▶ **Consigne**
Dans le texte sur les mini-jobs, remplacez « mini-jobbers » par « salariés en mini-job », puis recopiez le passage compris entre « Angelika Hießerich-Peter, présidente » et « les plus élevés. », inclus.

▶ **Texte à examiner**
────

Pour le FDP Sarre, la réforme des retraites proposée par le gouvernement fédéral comporte des charges importantes au détriment des petites et moyennes entreprises – en premier lieu la quasi-suppression des soi-disant mini-jobs, formellement appelés « emploi marginal ».
Angelika Hießerich-Peter, présidente du FDP-Saar, souligne avant tout que les mini-jobs sont généralement utilisés comme revenus complémentaires, emplois étudiants ou pour commencer une carrière professionnelle. « Beaucoup de personnes dépendent de ces emplois, dont les horaires sont souvent en dehors du rythme classique de 9 à 17 heures. » Elle se réfère aux faits : les mini-jobbers reçoivent leur salaire brut en net. Les charges annexes sont entièrement payées par les employeurs, et peuvent atteindre jusqu'à 30 %. Cependant, ces cotisations ne bénéficient pas aux salariés, ce qui, du même coup, alimente les caisses sociales. Hießerich-Peter insiste sur le fait que les mini-jobbers ont les mêmes droits que les autres salariés. Pour les employeurs, les mini-jobs impliquent les coûts salariaux annexes les plus élevés.
La présidente régionale du FDP Sarre partage l'avis de diverses fédérations professionnelles : les mini-jobs sont d'une importance capitale pour d'innombrables petites et moyennes entreprises. Les mini-jobs permettent de couvrir les heures en soirée, les week-ends, les événements et de faire face aux pics de demande – comme actuellement pendant la saison des vacances. Les mini-jobs correspondent généralement aux souhaits des employés, permettent un emploi flexible et empêchent le recours au travail au noir.

────

▶ **Données fournies**

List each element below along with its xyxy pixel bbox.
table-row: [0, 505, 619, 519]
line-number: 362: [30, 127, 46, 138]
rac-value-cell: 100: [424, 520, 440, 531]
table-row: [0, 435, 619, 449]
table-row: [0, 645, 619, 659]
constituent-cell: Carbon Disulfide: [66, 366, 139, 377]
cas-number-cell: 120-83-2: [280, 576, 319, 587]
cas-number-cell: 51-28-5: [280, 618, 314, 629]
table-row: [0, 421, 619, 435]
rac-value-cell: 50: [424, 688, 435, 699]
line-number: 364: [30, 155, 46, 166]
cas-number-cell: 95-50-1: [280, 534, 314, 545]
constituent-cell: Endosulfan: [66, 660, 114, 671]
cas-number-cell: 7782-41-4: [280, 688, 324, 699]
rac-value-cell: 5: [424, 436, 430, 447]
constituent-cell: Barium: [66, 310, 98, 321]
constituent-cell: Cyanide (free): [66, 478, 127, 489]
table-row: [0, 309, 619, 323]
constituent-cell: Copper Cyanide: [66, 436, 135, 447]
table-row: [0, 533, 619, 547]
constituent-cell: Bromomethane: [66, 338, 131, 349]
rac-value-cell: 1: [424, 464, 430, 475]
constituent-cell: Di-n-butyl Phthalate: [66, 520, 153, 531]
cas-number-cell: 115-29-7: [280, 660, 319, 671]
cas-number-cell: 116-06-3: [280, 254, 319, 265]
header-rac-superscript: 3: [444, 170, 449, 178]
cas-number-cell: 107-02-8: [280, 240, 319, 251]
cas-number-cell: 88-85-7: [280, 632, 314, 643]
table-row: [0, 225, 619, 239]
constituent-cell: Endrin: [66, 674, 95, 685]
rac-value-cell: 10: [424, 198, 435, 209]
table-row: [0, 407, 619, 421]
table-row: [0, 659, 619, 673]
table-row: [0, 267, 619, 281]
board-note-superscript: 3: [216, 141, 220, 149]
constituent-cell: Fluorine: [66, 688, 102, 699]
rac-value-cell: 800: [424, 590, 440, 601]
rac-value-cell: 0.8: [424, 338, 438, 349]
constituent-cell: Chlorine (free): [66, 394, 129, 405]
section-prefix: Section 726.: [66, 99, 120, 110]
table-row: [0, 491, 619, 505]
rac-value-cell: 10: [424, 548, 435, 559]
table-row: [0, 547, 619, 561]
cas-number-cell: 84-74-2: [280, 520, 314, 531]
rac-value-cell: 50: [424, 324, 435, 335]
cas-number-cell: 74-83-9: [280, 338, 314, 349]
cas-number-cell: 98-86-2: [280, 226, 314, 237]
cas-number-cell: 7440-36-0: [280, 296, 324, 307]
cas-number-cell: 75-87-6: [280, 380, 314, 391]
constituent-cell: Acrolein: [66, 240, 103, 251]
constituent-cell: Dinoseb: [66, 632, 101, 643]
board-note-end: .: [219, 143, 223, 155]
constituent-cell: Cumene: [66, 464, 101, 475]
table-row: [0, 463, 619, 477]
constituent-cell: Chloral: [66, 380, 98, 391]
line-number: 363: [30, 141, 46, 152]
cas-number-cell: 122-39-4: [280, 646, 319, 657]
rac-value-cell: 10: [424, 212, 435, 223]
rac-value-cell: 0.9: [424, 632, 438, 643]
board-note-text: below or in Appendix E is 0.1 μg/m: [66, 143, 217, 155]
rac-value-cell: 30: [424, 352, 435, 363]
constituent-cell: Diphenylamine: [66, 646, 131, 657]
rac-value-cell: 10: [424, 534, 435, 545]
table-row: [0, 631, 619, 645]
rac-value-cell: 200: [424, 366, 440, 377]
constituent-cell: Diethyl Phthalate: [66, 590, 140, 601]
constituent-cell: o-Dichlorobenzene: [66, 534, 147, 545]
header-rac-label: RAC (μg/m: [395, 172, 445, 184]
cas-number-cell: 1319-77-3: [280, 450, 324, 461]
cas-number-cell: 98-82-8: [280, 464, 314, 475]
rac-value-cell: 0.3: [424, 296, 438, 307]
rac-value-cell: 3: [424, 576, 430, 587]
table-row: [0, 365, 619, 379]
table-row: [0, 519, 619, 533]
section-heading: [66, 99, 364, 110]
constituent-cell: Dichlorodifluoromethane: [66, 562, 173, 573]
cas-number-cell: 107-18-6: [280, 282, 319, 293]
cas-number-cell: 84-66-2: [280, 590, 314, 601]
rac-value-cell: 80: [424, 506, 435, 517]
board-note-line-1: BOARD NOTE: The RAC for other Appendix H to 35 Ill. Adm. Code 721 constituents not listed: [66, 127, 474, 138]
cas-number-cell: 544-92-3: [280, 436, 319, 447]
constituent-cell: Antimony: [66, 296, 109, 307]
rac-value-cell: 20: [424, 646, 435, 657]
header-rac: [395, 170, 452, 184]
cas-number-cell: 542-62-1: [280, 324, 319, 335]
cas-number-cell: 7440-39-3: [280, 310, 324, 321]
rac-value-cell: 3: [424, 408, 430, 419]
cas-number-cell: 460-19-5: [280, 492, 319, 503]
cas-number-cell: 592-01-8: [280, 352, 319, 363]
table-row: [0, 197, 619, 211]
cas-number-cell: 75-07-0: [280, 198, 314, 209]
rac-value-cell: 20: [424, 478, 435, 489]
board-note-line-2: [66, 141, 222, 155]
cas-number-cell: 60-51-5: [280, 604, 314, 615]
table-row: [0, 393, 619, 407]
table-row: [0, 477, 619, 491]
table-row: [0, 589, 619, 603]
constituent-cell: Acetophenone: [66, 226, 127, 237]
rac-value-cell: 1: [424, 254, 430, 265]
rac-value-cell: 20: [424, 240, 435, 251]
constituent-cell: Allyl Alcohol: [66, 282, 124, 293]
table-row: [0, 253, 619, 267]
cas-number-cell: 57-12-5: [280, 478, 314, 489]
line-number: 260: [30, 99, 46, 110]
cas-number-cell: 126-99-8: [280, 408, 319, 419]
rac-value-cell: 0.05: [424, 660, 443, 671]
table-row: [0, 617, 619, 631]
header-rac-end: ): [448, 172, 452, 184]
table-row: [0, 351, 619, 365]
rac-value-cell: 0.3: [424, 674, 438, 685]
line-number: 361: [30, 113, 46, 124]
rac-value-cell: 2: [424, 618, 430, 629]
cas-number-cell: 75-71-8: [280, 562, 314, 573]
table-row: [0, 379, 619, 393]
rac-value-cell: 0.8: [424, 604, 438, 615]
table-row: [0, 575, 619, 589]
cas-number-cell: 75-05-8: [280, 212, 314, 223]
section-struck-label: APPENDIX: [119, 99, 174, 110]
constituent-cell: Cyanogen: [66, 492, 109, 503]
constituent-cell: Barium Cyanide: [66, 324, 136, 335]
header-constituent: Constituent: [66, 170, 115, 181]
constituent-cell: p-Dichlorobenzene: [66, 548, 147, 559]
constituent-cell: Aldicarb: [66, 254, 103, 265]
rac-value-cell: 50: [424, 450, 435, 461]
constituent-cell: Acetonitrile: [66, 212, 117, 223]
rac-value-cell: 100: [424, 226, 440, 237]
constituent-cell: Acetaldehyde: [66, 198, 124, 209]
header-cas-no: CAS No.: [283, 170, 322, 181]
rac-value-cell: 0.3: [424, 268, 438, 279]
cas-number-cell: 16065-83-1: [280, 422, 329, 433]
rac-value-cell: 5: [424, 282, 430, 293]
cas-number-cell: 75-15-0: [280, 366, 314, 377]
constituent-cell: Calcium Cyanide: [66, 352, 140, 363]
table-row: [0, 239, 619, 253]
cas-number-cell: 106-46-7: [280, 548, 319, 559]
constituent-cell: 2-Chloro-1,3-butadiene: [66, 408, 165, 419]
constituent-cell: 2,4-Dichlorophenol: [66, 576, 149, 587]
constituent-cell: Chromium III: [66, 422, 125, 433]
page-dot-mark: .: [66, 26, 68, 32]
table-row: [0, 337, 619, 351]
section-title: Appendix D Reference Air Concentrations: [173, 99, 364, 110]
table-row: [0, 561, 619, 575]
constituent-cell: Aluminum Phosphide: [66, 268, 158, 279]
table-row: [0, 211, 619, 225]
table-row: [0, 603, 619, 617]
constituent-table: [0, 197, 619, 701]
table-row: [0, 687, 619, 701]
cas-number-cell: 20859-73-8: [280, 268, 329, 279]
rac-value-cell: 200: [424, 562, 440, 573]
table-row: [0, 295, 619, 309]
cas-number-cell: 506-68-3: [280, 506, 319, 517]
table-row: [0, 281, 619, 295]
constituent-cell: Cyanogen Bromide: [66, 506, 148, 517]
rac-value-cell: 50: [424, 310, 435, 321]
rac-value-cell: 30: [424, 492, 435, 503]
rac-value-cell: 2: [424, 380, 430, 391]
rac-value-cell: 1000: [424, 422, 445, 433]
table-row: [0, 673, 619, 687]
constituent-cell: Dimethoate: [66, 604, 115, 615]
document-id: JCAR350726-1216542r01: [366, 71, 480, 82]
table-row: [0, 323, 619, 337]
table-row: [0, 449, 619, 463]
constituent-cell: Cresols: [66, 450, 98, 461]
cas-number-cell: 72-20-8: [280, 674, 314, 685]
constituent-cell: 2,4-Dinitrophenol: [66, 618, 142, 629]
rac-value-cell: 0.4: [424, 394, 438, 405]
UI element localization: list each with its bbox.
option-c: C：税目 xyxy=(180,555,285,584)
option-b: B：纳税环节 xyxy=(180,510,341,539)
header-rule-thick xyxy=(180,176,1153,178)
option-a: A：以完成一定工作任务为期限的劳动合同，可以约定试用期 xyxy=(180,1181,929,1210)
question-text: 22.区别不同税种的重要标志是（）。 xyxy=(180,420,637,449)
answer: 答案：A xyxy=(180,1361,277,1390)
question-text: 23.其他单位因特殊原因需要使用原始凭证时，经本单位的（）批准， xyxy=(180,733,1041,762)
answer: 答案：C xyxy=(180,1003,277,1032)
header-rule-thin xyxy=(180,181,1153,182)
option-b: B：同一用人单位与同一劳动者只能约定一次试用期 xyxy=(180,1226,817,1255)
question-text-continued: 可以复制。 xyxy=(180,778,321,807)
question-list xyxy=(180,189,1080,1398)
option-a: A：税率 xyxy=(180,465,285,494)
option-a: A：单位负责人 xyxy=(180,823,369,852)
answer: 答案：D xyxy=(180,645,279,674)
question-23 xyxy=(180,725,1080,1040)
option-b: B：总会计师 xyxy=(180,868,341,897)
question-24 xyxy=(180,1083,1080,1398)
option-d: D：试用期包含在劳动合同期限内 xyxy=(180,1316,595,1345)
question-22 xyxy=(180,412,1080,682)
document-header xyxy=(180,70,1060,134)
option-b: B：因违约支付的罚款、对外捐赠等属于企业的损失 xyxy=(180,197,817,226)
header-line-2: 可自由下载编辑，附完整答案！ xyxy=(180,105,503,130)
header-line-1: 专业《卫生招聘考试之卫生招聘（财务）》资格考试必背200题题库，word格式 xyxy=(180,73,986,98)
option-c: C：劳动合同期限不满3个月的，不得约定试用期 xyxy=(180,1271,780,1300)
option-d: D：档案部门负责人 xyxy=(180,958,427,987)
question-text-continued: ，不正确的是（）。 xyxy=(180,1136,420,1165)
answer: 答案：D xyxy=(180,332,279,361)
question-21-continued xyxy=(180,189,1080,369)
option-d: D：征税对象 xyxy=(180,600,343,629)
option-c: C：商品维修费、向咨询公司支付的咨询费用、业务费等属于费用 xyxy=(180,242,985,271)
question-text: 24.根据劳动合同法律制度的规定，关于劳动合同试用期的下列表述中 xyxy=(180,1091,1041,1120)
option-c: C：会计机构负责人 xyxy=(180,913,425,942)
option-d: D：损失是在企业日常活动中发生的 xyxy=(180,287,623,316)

────

▶ **Réponse**
Angelika Hießerich-Peter, présidente du FDP-Saar, souligne avant tout que les mini-jobs sont généralement utilisés comme revenus complémentaires, emplois étudiants ou pour commencer une carrière professionnelle. « Beaucoup de personnes dépendent de ces emplois, dont les horaires sont souvent en dehors du rythme classique de 9 à 17 heures. » Elle se réfère aux faits : les salariés en mini-job reçoivent leur salaire brut en net. Les charges annexes sont entièrement payées par les employeurs, et peuvent atteindre jusqu'à 30 %. Cependant, ces cotisations ne bénéficient pas aux salariés, ce qui, du même coup, alimente les caisses sociales. Hießerich-Peter insiste sur le fait que les salariés en mini-job ont les mêmes droits que les autres salariés. Pour les employeurs, les mini-jobs impliquent les coûts salariaux annexes les plus élevés.